Given task
Select each of the rows below that contains the string "availability".

Entries provided

[start]

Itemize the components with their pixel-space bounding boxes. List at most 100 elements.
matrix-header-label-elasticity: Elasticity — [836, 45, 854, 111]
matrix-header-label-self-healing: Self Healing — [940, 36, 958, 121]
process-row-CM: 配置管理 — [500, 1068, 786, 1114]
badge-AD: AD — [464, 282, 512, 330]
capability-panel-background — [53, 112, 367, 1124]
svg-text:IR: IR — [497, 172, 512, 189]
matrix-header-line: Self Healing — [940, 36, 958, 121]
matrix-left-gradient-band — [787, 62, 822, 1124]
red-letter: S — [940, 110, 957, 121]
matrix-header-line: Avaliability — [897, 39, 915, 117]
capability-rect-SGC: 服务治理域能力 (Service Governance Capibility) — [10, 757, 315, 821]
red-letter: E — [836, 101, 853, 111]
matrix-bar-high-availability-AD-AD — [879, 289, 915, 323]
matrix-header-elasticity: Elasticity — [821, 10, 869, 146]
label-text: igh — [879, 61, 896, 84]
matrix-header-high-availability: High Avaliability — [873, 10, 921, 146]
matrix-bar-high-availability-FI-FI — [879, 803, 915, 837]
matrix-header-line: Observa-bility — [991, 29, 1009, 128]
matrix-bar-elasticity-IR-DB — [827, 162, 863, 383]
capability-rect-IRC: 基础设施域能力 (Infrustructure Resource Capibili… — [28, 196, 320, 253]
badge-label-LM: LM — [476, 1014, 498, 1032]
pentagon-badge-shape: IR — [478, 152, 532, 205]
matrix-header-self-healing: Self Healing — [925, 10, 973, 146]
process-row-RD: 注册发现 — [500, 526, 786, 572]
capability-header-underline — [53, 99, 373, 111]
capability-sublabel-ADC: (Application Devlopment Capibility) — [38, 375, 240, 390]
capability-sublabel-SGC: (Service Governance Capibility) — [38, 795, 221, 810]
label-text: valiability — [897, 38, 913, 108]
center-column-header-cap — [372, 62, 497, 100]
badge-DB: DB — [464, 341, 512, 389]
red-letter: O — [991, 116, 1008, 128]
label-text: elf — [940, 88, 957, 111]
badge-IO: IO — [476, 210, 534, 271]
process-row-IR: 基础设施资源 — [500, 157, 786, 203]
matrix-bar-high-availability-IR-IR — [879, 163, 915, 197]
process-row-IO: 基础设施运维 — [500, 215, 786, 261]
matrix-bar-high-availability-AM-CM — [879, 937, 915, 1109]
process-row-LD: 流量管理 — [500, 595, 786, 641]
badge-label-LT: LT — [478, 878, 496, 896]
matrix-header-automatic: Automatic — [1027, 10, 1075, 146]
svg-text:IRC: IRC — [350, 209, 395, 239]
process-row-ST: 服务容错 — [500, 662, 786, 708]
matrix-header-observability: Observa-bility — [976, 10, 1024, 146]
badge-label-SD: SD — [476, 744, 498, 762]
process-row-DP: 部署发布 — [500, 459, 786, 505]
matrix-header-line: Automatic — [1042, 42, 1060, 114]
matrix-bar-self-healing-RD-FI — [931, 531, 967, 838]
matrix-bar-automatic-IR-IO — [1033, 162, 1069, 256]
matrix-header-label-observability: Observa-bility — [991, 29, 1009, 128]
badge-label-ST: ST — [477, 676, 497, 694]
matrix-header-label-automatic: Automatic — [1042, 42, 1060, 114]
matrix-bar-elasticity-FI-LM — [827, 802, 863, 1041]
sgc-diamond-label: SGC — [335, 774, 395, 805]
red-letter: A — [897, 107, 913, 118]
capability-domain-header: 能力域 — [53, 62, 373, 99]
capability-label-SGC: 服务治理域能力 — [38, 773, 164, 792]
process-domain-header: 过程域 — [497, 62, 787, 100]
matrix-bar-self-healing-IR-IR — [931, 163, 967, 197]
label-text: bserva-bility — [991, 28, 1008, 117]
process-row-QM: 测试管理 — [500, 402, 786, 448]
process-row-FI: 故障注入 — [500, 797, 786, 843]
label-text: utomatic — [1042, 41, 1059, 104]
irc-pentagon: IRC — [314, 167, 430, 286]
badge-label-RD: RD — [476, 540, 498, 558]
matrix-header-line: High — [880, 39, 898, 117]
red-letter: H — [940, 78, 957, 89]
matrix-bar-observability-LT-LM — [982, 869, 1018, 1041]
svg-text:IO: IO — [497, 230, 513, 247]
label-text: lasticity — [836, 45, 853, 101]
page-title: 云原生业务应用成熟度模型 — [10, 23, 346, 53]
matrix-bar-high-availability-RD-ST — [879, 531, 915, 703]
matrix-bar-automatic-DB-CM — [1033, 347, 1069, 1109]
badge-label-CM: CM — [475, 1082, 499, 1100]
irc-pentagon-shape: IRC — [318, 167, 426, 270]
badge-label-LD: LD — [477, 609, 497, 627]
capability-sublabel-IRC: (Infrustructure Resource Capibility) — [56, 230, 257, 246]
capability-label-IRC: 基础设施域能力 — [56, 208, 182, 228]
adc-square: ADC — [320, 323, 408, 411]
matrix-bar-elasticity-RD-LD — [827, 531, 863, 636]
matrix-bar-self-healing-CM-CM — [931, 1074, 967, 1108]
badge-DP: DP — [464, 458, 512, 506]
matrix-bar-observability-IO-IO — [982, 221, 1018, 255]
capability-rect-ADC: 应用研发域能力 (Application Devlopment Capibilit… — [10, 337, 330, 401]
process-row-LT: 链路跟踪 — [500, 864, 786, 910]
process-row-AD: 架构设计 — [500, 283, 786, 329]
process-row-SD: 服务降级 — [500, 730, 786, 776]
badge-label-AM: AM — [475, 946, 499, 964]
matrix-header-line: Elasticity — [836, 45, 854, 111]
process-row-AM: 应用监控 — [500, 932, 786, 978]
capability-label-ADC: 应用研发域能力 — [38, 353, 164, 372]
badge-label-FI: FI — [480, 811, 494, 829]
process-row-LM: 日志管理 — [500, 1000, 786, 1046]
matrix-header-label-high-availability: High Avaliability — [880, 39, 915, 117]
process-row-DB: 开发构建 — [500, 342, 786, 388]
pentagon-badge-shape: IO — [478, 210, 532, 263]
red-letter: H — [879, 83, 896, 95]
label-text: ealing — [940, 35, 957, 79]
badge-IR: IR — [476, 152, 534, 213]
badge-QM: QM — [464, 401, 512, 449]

[end]

Right answer
matrix-bar-high-availability-AD-AD — [879, 289, 915, 323]
matrix-header-high-availability: High Avaliability — [873, 10, 921, 146]
matrix-bar-high-availability-FI-FI — [879, 803, 915, 837]
matrix-bar-high-availability-IR-IR — [879, 163, 915, 197]
matrix-bar-high-availability-AM-CM — [879, 937, 915, 1109]
matrix-bar-high-availability-RD-ST — [879, 531, 915, 703]
matrix-header-label-high-availability: High Avaliability — [880, 39, 915, 117]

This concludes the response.